# PPB North Fri 20/7



## PoddyMullet (Aug 29, 2005)

G Day All, I'm having a Cookie or Ricketts run this Fri if anyones keen. Probably AM, but not 100% sure. 5-10 knots S to Sw on the horizon.


----------



## Garfish (Jun 2, 2006)

I might go have a scout at Ricketts or Chelsea on Saturday...

Hmmm... or alternatively I could give Portarlington a go... :?

I'll be somewhere on the water Saturday....


----------



## Y-Knot (Sep 26, 2006)

Goodluck Podsta - hope the Friday sees some fishy action for ya...

looking at Seabreeze i might get my hibernating butt out on the saturday sometime :wink:


----------



## hoit (Aug 29, 2005)

PoddyMullet said:


> G Day All, I'm having a Cookie or Ricketts run this Fri if anyones keen. Probably AM, but not 100% sure. 5-10 knots S to Sw on the horizon.


Hi Poddy,

I have Friday off and I pleaded my case to Mrs Hoit but she wasn't having a bar of it. Something to do a wedding anniversary ... :?

Good Luck


----------



## Eberbachl (Jun 21, 2007)

Hi Poddy,

Would love to get out on Friday, but will be busy getting organised to scoot up to Sandy Point/Shallow Inlet for the weekend 

I know it's tough, but somebody's got to do it 

Good luck where ever you end up. I'm keen to get into Rickett's Point - maybe next week


----------



## PoddyMullet (Aug 29, 2005)

Events overtook me for this one gents and it cancelled.......the upside is we're off to Lakes Entrance for a few days from tomorrow. It'll be interesting to see how it fishes after floods. May the Hoits have a very happy anniversary at HobieV's showroom, Mrs Hoit just may want a sail kit with the flower and chocolate combo! Good luck the Saturday floaters...it looks the goods sea wise


----------

Supplied records:
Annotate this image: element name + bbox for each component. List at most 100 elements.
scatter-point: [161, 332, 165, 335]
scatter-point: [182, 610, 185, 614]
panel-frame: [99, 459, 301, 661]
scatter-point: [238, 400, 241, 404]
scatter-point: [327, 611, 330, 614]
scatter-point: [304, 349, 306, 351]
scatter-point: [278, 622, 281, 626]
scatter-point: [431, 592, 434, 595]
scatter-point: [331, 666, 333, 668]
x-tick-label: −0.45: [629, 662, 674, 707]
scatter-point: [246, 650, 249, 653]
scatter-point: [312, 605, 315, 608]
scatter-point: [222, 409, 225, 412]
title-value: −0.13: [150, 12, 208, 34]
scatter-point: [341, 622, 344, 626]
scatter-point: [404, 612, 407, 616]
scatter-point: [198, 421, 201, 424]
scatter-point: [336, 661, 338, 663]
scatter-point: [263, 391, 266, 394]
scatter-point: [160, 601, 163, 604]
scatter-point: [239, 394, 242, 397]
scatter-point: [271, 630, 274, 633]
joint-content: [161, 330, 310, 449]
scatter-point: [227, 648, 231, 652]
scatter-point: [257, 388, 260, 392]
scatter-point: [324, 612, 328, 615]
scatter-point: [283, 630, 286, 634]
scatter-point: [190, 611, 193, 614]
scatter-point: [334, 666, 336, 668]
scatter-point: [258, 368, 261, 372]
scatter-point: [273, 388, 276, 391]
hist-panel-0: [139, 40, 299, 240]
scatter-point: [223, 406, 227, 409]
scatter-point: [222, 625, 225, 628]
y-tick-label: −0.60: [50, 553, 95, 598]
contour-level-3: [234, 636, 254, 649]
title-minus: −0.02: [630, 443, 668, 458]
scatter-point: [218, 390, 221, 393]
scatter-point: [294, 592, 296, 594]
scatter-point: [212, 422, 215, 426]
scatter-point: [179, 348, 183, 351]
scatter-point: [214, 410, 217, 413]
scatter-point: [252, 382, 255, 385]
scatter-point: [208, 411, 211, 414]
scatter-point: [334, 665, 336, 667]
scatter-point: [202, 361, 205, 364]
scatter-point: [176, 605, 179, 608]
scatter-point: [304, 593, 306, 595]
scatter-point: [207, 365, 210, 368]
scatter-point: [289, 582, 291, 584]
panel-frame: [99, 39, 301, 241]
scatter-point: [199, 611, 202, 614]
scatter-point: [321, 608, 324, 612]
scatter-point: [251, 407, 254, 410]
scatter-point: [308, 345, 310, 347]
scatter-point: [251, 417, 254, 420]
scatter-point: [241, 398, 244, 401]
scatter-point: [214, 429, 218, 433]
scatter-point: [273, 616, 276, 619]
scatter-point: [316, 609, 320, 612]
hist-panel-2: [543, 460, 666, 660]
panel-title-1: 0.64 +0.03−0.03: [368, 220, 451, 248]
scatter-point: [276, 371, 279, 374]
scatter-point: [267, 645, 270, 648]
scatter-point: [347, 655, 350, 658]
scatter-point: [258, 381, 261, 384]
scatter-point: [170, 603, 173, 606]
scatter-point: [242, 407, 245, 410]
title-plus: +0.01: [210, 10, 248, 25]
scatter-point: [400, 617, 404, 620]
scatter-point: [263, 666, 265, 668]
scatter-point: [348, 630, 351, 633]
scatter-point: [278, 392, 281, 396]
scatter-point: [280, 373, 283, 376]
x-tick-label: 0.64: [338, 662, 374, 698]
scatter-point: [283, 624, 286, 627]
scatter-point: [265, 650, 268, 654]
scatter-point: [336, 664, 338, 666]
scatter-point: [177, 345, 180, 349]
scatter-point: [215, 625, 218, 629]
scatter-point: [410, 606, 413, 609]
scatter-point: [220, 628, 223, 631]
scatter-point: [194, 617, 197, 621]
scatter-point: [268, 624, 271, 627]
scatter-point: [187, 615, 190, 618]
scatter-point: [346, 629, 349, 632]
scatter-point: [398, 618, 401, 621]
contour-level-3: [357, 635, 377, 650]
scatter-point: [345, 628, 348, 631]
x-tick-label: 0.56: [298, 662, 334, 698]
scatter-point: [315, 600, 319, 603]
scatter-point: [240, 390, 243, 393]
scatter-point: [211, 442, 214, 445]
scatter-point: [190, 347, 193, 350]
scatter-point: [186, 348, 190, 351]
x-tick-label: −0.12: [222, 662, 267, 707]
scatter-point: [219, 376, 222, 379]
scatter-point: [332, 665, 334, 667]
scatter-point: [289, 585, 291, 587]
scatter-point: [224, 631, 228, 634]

Problems:
A - According to the forum thread, where is PoddyMullet heading for a few days after the Friday run is cancelled?
B - Reproduce the entries from their first line up to and including the line with "scatter-point: [294, 592, 296, 594]".

Solution list:
A - Lakes Entrance.

B -
Annotate this image: element name + bbox for each component. List at most 100 elements.
scatter-point: [161, 332, 165, 335]
scatter-point: [182, 610, 185, 614]
panel-frame: [99, 459, 301, 661]
scatter-point: [238, 400, 241, 404]
scatter-point: [327, 611, 330, 614]
scatter-point: [304, 349, 306, 351]
scatter-point: [278, 622, 281, 626]
scatter-point: [431, 592, 434, 595]
scatter-point: [331, 666, 333, 668]
x-tick-label: −0.45: [629, 662, 674, 707]
scatter-point: [246, 650, 249, 653]
scatter-point: [312, 605, 315, 608]
scatter-point: [222, 409, 225, 412]
title-value: −0.13: [150, 12, 208, 34]
scatter-point: [341, 622, 344, 626]
scatter-point: [404, 612, 407, 616]
scatter-point: [198, 421, 201, 424]
scatter-point: [336, 661, 338, 663]
scatter-point: [263, 391, 266, 394]
scatter-point: [160, 601, 163, 604]
scatter-point: [239, 394, 242, 397]
scatter-point: [271, 630, 274, 633]
joint-content: [161, 330, 310, 449]
scatter-point: [227, 648, 231, 652]
scatter-point: [257, 388, 260, 392]
scatter-point: [324, 612, 328, 615]
scatter-point: [283, 630, 286, 634]
scatter-point: [190, 611, 193, 614]
scatter-point: [334, 666, 336, 668]
scatter-point: [258, 368, 261, 372]
scatter-point: [273, 388, 276, 391]
hist-panel-0: [139, 40, 299, 240]
scatter-point: [223, 406, 227, 409]
scatter-point: [222, 625, 225, 628]
y-tick-label: −0.60: [50, 553, 95, 598]
contour-level-3: [234, 636, 254, 649]
title-minus: −0.02: [630, 443, 668, 458]
scatter-point: [218, 390, 221, 393]
scatter-point: [294, 592, 296, 594]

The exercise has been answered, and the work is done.